▶ JOB:
Which lines hold the word "Тепляков"? Copy each of them from the material.

>> BEGIN DATASET EXCERPTS

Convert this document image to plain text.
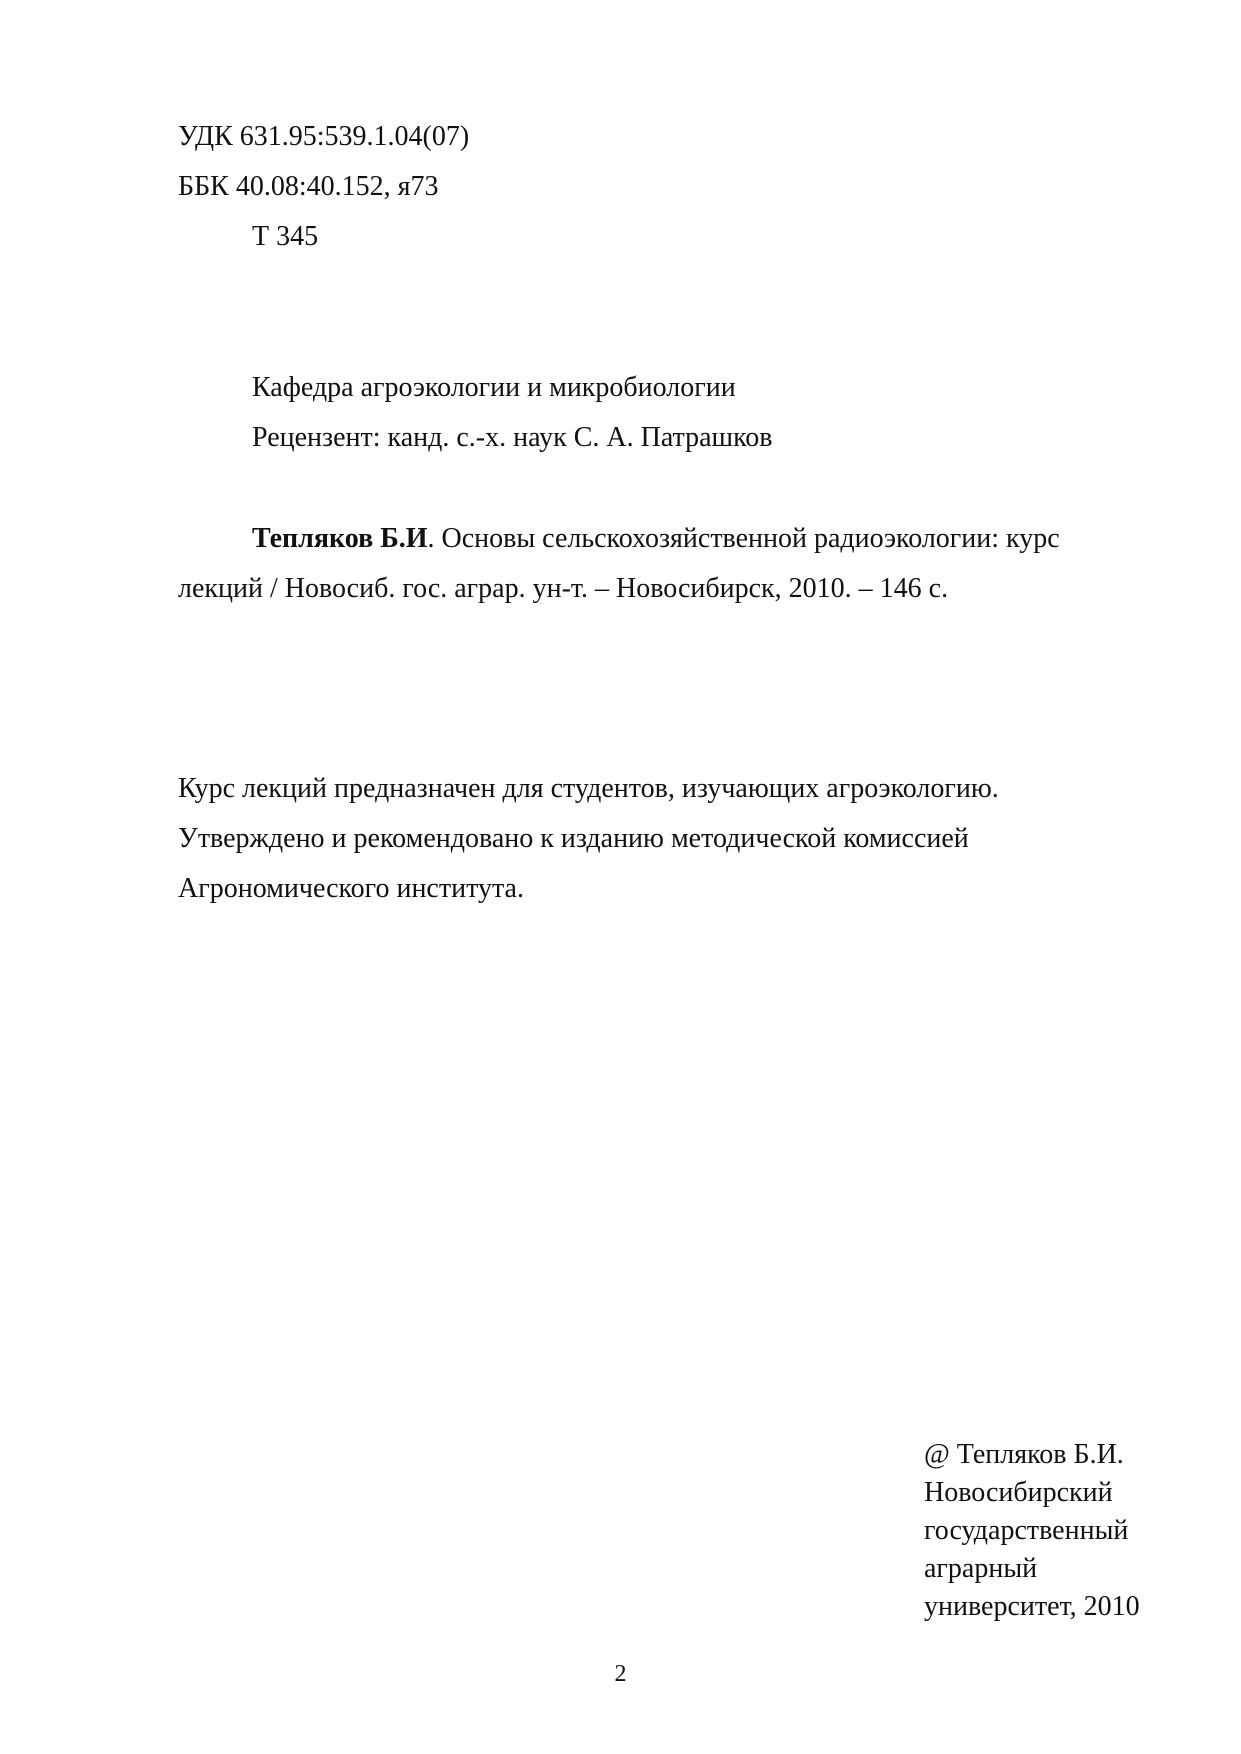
УДК 631.95:539.1.04(07)
ББК 40.08:40.152, я73
Т 345
Кафедра агроэкологии и микробиологии
Рецензент: канд. с.-х. наук С. А. Патрашков
Тепляков Б.И. Основы сельскохозяйственной радиоэкологии: курс
лекций / Новосиб. гос. аграр. ун-т. – Новосибирск, 2010. – 146 с.
Курс лекций предназначен для студентов, изучающих агроэкологию.
Утверждено и рекомендовано к изданию методической комиссией
Агрономического института.
@ Тепляков Б.И.
Новосибирский
государственный
аграрный
университет, 2010
2
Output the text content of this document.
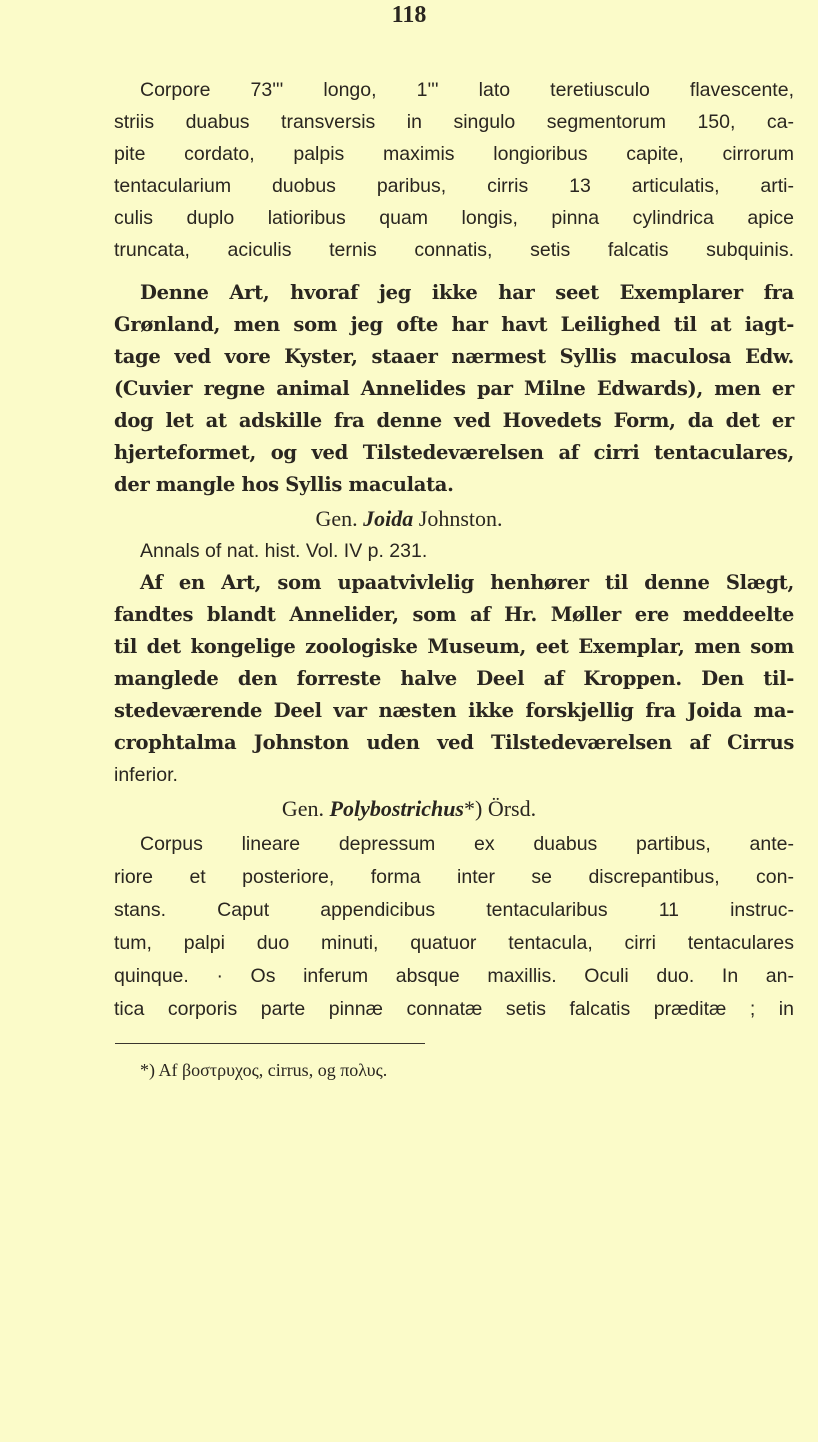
118
Corpore 73''' longo, 1''' lato teretiusculo flavescente,
striis duabus transversis in singulo segmentorum 150, ca-
pite cordato, palpis maximis longioribus capite, cirrorum
tentacularium duobus paribus, cirris 13 articulatis, arti-
culis duplo latioribus quam longis, pinna cylindrica apice
truncata, aciculis ternis connatis, setis falcatis subquinis.
Denne Art, hvoraf jeg ikke har seet Exemplarer fra
Grønland, men som jeg ofte har havt Leilighed til at iagt-
tage ved vore Kyster, staaer nærmest Syllis maculosa Edw.
(Cuvier regne animal Annelides par Milne Edwards), men er
dog let at adskille fra denne ved Hovedets Form, da det er
hjerteformet, og ved Tilstedeværelsen af cirri tentaculares,
der mangle hos Syllis maculata.
Gen. Joida Johnston.
Annals of nat. hist. Vol. IV p. 231.
Af en Art, som upaatvivlelig henhører til denne Slægt,
fandtes blandt Annelider, som af Hr. Møller ere meddeelte
til det kongelige zoologiske Museum, eet Exemplar, men som
manglede den forreste halve Deel af Kroppen. Den til-
stedeværende Deel var næsten ikke forskjellig fra Joida ma-
crophtalma Johnston uden ved Tilstedeværelsen af Cirrus
inferior.
Gen. Polybostrichus*) Örsd.
Corpus lineare depressum ex duabus partibus, ante-
riore et posteriore, forma inter se discrepantibus, con-
stans. Caput appendicibus tentacularibus 11 instruc-
tum, palpi duo minuti, quatuor tentacula, cirri tentaculares
quinque. · Os inferum absque maxillis. Oculi duo. In an-
tica corporis parte pinnæ connatæ setis falcatis præditæ ; in
*) Af βοστρυχος, cirrus, og πολυς.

>> END DATASET EXCERPTS

▶ TASK OUTPUT:
Тепляков Б.И. Основы сельскохозяйственной радиоэкологии: курс
@ Тепляков Б.И.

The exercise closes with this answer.